What you are asked to do: Copy out the data below line by line, with no changes at all.

Records for the exercise:
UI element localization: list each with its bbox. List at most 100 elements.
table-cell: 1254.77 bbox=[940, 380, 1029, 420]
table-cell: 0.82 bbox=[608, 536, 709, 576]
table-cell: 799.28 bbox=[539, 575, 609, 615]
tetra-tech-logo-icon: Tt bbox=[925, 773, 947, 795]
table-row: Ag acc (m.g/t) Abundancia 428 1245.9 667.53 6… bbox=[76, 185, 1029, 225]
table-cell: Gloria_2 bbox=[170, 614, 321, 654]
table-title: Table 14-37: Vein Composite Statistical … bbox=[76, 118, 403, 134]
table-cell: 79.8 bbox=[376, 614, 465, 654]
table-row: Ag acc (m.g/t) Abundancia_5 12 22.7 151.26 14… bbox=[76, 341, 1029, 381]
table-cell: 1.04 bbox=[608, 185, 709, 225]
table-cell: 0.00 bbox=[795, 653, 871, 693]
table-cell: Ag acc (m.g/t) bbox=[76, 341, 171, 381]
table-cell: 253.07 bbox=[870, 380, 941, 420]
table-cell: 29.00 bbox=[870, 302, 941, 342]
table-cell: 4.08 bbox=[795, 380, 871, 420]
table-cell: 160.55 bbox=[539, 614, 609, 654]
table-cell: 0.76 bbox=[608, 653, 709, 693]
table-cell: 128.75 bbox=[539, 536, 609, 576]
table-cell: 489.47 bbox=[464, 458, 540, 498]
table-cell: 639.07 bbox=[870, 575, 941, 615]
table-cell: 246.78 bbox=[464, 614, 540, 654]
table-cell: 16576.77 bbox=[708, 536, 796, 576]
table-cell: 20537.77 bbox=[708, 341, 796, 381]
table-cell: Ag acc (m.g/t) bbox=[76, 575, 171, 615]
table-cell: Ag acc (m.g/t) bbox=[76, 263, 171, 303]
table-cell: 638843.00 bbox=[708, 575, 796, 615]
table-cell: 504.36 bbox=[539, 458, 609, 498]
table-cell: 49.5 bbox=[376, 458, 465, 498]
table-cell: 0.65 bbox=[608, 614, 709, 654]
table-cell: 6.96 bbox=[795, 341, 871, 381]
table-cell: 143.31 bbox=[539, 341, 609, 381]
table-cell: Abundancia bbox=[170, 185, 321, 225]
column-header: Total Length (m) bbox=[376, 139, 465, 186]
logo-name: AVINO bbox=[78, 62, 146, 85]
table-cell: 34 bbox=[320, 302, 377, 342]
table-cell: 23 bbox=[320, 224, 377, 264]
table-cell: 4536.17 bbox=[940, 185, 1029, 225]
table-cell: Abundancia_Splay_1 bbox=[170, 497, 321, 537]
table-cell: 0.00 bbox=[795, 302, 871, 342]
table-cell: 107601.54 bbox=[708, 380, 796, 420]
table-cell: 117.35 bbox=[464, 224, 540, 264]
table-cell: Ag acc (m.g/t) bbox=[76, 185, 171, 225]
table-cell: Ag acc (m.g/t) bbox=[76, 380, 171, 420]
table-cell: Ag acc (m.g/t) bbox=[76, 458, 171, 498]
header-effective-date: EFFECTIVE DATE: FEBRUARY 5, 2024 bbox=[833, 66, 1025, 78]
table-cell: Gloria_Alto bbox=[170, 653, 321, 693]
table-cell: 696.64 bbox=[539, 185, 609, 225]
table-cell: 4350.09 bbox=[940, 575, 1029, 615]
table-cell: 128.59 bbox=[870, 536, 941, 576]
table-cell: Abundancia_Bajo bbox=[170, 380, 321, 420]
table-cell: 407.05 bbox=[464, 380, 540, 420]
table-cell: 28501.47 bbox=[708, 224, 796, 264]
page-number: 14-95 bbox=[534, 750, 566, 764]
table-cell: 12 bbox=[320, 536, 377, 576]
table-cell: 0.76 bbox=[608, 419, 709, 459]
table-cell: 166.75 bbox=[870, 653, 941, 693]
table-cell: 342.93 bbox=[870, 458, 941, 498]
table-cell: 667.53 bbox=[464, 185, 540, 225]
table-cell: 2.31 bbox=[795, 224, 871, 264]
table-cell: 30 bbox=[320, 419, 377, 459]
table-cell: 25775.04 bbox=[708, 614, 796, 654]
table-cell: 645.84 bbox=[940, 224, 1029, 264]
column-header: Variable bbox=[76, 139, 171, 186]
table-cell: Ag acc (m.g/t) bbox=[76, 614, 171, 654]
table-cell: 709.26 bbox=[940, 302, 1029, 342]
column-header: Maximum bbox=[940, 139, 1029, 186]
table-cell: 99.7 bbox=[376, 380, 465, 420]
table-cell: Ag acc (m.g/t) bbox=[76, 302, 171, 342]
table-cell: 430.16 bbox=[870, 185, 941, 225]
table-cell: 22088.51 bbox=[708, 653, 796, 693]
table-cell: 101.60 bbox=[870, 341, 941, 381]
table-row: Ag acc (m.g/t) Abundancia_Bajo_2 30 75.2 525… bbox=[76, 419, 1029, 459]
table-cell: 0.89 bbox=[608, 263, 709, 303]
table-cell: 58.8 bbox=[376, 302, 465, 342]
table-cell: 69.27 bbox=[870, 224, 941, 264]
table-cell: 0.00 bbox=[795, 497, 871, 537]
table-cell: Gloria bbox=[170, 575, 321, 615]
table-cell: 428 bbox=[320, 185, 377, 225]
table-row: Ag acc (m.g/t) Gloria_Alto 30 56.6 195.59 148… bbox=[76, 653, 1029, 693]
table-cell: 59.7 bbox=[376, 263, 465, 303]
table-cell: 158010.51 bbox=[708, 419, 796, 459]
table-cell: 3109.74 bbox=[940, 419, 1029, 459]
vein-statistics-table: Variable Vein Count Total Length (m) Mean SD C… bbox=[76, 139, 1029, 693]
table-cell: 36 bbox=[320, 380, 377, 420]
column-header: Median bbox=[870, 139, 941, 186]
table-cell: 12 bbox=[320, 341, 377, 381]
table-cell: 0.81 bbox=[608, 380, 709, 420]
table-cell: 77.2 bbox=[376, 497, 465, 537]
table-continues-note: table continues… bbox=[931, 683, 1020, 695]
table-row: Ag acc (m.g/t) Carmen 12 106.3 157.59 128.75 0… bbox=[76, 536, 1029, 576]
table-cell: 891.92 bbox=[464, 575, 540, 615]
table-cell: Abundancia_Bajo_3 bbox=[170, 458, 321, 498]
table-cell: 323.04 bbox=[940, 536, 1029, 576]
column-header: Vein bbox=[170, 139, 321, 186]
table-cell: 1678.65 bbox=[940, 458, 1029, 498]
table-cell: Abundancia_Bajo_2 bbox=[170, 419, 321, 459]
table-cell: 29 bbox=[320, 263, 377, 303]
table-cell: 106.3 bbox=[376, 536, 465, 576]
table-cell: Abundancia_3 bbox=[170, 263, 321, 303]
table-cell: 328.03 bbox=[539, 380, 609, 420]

Response for this exercise:
UI element localization: list each with its bbox. List at most 100 elements.
table-cell: 1254.77 bbox=[940, 380, 1029, 420]
table-cell: 0.82 bbox=[608, 536, 709, 576]
table-cell: 799.28 bbox=[539, 575, 609, 615]
tetra-tech-logo-icon: Tt bbox=[925, 773, 947, 795]
table-row: Ag acc (m.g/t) Abundancia 428 1245.9 667.53 6… bbox=[76, 185, 1029, 225]
table-cell: Gloria_2 bbox=[170, 614, 321, 654]
table-title: Table 14-37: Vein Composite Statistical … bbox=[76, 118, 403, 134]
table-cell: 79.8 bbox=[376, 614, 465, 654]
table-row: Ag acc (m.g/t) Abundancia_5 12 22.7 151.26 14… bbox=[76, 341, 1029, 381]
table-cell: 1.04 bbox=[608, 185, 709, 225]
table-cell: 0.00 bbox=[795, 653, 871, 693]
table-cell: Ag acc (m.g/t) bbox=[76, 341, 171, 381]
table-cell: 253.07 bbox=[870, 380, 941, 420]
table-cell: 29.00 bbox=[870, 302, 941, 342]
table-cell: 4.08 bbox=[795, 380, 871, 420]
table-cell: 160.55 bbox=[539, 614, 609, 654]
table-cell: 0.76 bbox=[608, 653, 709, 693]
table-cell: 128.75 bbox=[539, 536, 609, 576]
table-cell: 489.47 bbox=[464, 458, 540, 498]
table-cell: 639.07 bbox=[870, 575, 941, 615]
table-cell: 246.78 bbox=[464, 614, 540, 654]
table-cell: 16576.77 bbox=[708, 536, 796, 576]
table-cell: 20537.77 bbox=[708, 341, 796, 381]
table-cell: Ag acc (m.g/t) bbox=[76, 575, 171, 615]
table-cell: Ag acc (m.g/t) bbox=[76, 263, 171, 303]
table-cell: 638843.00 bbox=[708, 575, 796, 615]
table-cell: 504.36 bbox=[539, 458, 609, 498]
table-cell: 49.5 bbox=[376, 458, 465, 498]
table-cell: 0.65 bbox=[608, 614, 709, 654]
table-cell: 6.96 bbox=[795, 341, 871, 381]
table-cell: 143.31 bbox=[539, 341, 609, 381]
table-cell: Abundancia bbox=[170, 185, 321, 225]
column-header: Total Length (m) bbox=[376, 139, 465, 186]
logo-name: AVINO bbox=[78, 62, 146, 85]
table-cell: 34 bbox=[320, 302, 377, 342]
table-cell: 23 bbox=[320, 224, 377, 264]
table-cell: 4536.17 bbox=[940, 185, 1029, 225]
table-cell: Abundancia_Splay_1 bbox=[170, 497, 321, 537]
table-cell: 0.00 bbox=[795, 302, 871, 342]
table-cell: 107601.54 bbox=[708, 380, 796, 420]
table-cell: 117.35 bbox=[464, 224, 540, 264]
table-cell: Ag acc (m.g/t) bbox=[76, 185, 171, 225]
table-cell: Ag acc (m.g/t) bbox=[76, 380, 171, 420]
table-cell: Ag acc (m.g/t) bbox=[76, 458, 171, 498]
header-effective-date: EFFECTIVE DATE: FEBRUARY 5, 2024 bbox=[833, 66, 1025, 78]
table-cell: Gloria_Alto bbox=[170, 653, 321, 693]
table-cell: 696.64 bbox=[539, 185, 609, 225]
table-cell: 4350.09 bbox=[940, 575, 1029, 615]
table-cell: 128.59 bbox=[870, 536, 941, 576]
table-cell: Abundancia_Bajo bbox=[170, 380, 321, 420]
table-cell: 407.05 bbox=[464, 380, 540, 420]
table-cell: 28501.47 bbox=[708, 224, 796, 264]
page-number: 14-95 bbox=[534, 750, 566, 764]
table-cell: 12 bbox=[320, 536, 377, 576]
table-cell: 0.76 bbox=[608, 419, 709, 459]
table-cell: 166.75 bbox=[870, 653, 941, 693]
table-cell: 342.93 bbox=[870, 458, 941, 498]
table-cell: 667.53 bbox=[464, 185, 540, 225]
table-cell: 2.31 bbox=[795, 224, 871, 264]
table-cell: 30 bbox=[320, 419, 377, 459]
table-cell: 25775.04 bbox=[708, 614, 796, 654]
table-cell: 645.84 bbox=[940, 224, 1029, 264]
column-header: Variable bbox=[76, 139, 171, 186]
table-cell: Ag acc (m.g/t) bbox=[76, 614, 171, 654]
table-cell: 709.26 bbox=[940, 302, 1029, 342]
column-header: Maximum bbox=[940, 139, 1029, 186]
table-cell: 99.7 bbox=[376, 380, 465, 420]
table-cell: Ag acc (m.g/t) bbox=[76, 302, 171, 342]
table-cell: 430.16 bbox=[870, 185, 941, 225]
table-cell: 22088.51 bbox=[708, 653, 796, 693]
table-cell: 101.60 bbox=[870, 341, 941, 381]
table-row: Ag acc (m.g/t) Abundancia_Bajo_2 30 75.2 525… bbox=[76, 419, 1029, 459]
table-cell: 0.89 bbox=[608, 263, 709, 303]
table-cell: 58.8 bbox=[376, 302, 465, 342]
table-cell: 69.27 bbox=[870, 224, 941, 264]
table-cell: 0.00 bbox=[795, 497, 871, 537]
table-cell: Gloria bbox=[170, 575, 321, 615]
table-cell: 428 bbox=[320, 185, 377, 225]
table-row: Ag acc (m.g/t) Gloria_Alto 30 56.6 195.59 148… bbox=[76, 653, 1029, 693]
table-cell: 59.7 bbox=[376, 263, 465, 303]
table-cell: 158010.51 bbox=[708, 419, 796, 459]
table-cell: 3109.74 bbox=[940, 419, 1029, 459]
vein-statistics-table: Variable Vein Count Total Length (m) Mean SD C… bbox=[76, 139, 1029, 693]
table-cell: 36 bbox=[320, 380, 377, 420]
column-header: Median bbox=[870, 139, 941, 186]
table-cell: 12 bbox=[320, 341, 377, 381]
table-cell: 0.81 bbox=[608, 380, 709, 420]
table-cell: 77.2 bbox=[376, 497, 465, 537]
table-continues-note: table continues… bbox=[931, 683, 1020, 695]
table-row: Ag acc (m.g/t) Carmen 12 106.3 157.59 128.75 0… bbox=[76, 536, 1029, 576]
table-cell: 891.92 bbox=[464, 575, 540, 615]
table-cell: Abundancia_Bajo_3 bbox=[170, 458, 321, 498]
table-cell: 323.04 bbox=[940, 536, 1029, 576]
column-header: Vein bbox=[170, 139, 321, 186]
table-cell: 1678.65 bbox=[940, 458, 1029, 498]
table-cell: Abundancia_Bajo_2 bbox=[170, 419, 321, 459]
table-cell: 29 bbox=[320, 263, 377, 303]
table-cell: 106.3 bbox=[376, 536, 465, 576]
table-cell: Abundancia_3 bbox=[170, 263, 321, 303]
table-cell: 328.03 bbox=[539, 380, 609, 420]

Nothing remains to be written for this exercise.